>>
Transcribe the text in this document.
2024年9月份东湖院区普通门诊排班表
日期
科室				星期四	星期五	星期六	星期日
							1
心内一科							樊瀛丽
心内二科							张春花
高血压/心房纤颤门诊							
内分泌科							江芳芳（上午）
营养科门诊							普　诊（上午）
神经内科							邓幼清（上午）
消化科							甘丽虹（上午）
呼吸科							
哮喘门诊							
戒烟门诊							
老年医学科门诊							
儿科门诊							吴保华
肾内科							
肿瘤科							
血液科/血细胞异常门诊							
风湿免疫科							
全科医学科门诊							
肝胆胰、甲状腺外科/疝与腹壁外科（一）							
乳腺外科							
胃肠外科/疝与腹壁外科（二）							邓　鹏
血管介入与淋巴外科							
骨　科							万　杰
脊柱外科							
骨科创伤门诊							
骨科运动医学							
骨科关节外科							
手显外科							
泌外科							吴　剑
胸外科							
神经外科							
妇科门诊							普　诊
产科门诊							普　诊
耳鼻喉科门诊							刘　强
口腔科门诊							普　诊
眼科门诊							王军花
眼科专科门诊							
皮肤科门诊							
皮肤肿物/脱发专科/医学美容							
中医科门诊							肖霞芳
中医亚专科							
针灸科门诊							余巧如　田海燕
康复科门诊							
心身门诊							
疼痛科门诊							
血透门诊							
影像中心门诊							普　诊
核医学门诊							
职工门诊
<<
Set problem = Write an exact transcription of every entry above.

The answer =
Transcribe the text in this document.
2024年9月份东湖院区普通门诊排班表
日期
科室				星期四	星期五	星期六	星期日
							1
心内一科							樊瀛丽
心内二科							张春花
高血压/心房纤颤门诊							
内分泌科							江芳芳（上午）
营养科门诊							普　诊（上午）
神经内科							邓幼清（上午）
消化科							甘丽虹（上午）
呼吸科							
哮喘门诊							
戒烟门诊							
老年医学科门诊							
儿科门诊							吴保华
肾内科							
肿瘤科							
血液科/血细胞异常门诊							
风湿免疫科							
全科医学科门诊							
肝胆胰、甲状腺外科/疝与腹壁外科（一）							
乳腺外科							
胃肠外科/疝与腹壁外科（二）							邓　鹏
血管介入与淋巴外科							
骨　科							万　杰
脊柱外科							
骨科创伤门诊							
骨科运动医学							
骨科关节外科							
手显外科							
泌外科							吴　剑
胸外科							
神经外科							
妇科门诊							普　诊
产科门诊							普　诊
耳鼻喉科门诊							刘　强
口腔科门诊							普　诊
眼科门诊							王军花
眼科专科门诊							
皮肤科门诊							
皮肤肿物/脱发专科/医学美容							
中医科门诊							肖霞芳
中医亚专科							
针灸科门诊							余巧如　田海燕
康复科门诊							
心身门诊							
疼痛科门诊							
血透门诊							
影像中心门诊							普　诊
核医学门诊							
职工门诊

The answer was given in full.